-- start SUPPLIED MATERIAL --

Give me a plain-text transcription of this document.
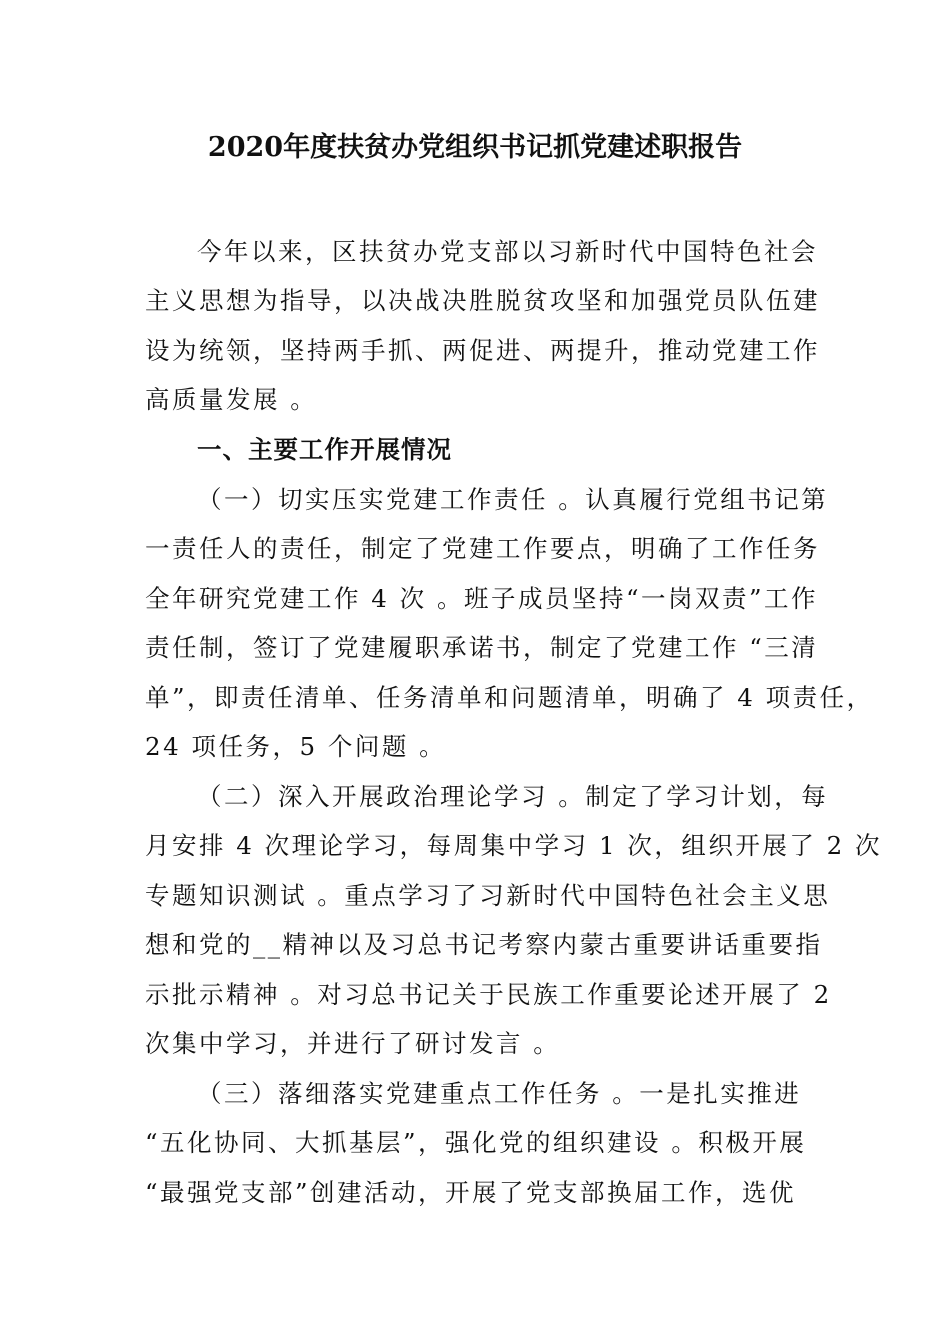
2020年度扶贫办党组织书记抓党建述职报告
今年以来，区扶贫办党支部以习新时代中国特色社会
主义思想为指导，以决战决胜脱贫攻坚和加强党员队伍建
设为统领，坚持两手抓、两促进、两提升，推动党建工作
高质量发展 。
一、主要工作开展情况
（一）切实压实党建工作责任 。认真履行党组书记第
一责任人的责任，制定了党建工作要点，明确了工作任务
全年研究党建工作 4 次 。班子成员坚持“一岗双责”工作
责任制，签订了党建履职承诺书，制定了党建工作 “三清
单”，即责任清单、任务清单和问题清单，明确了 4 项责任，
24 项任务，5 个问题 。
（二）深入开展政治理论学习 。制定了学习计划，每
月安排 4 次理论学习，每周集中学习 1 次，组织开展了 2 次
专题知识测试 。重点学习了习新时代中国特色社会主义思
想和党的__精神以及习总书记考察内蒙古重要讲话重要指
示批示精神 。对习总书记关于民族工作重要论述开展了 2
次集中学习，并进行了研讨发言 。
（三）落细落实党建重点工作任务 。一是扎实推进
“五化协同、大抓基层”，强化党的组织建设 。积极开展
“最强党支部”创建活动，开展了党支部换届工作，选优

-- end SUPPLIED MATERIAL --

#### WRITTEN INSTRUCTION
Output the data exactly. Pictures don't belong in the result.

#### TASK RESPONSE
Give me a plain-text transcription of this document.
2020年度扶贫办党组织书记抓党建述职报告
今年以来，区扶贫办党支部以习新时代中国特色社会
主义思想为指导，以决战决胜脱贫攻坚和加强党员队伍建
设为统领，坚持两手抓、两促进、两提升，推动党建工作
高质量发展 。
一、主要工作开展情况
（一）切实压实党建工作责任 。认真履行党组书记第
一责任人的责任，制定了党建工作要点，明确了工作任务
全年研究党建工作 4 次 。班子成员坚持“一岗双责”工作
责任制，签订了党建履职承诺书，制定了党建工作 “三清
单”，即责任清单、任务清单和问题清单，明确了 4 项责任，
24 项任务，5 个问题 。
（二）深入开展政治理论学习 。制定了学习计划，每
月安排 4 次理论学习，每周集中学习 1 次，组织开展了 2 次
专题知识测试 。重点学习了习新时代中国特色社会主义思
想和党的__精神以及习总书记考察内蒙古重要讲话重要指
示批示精神 。对习总书记关于民族工作重要论述开展了 2
次集中学习，并进行了研讨发言 。
（三）落细落实党建重点工作任务 。一是扎实推进
“五化协同、大抓基层”，强化党的组织建设 。积极开展
“最强党支部”创建活动，开展了党支部换届工作，选优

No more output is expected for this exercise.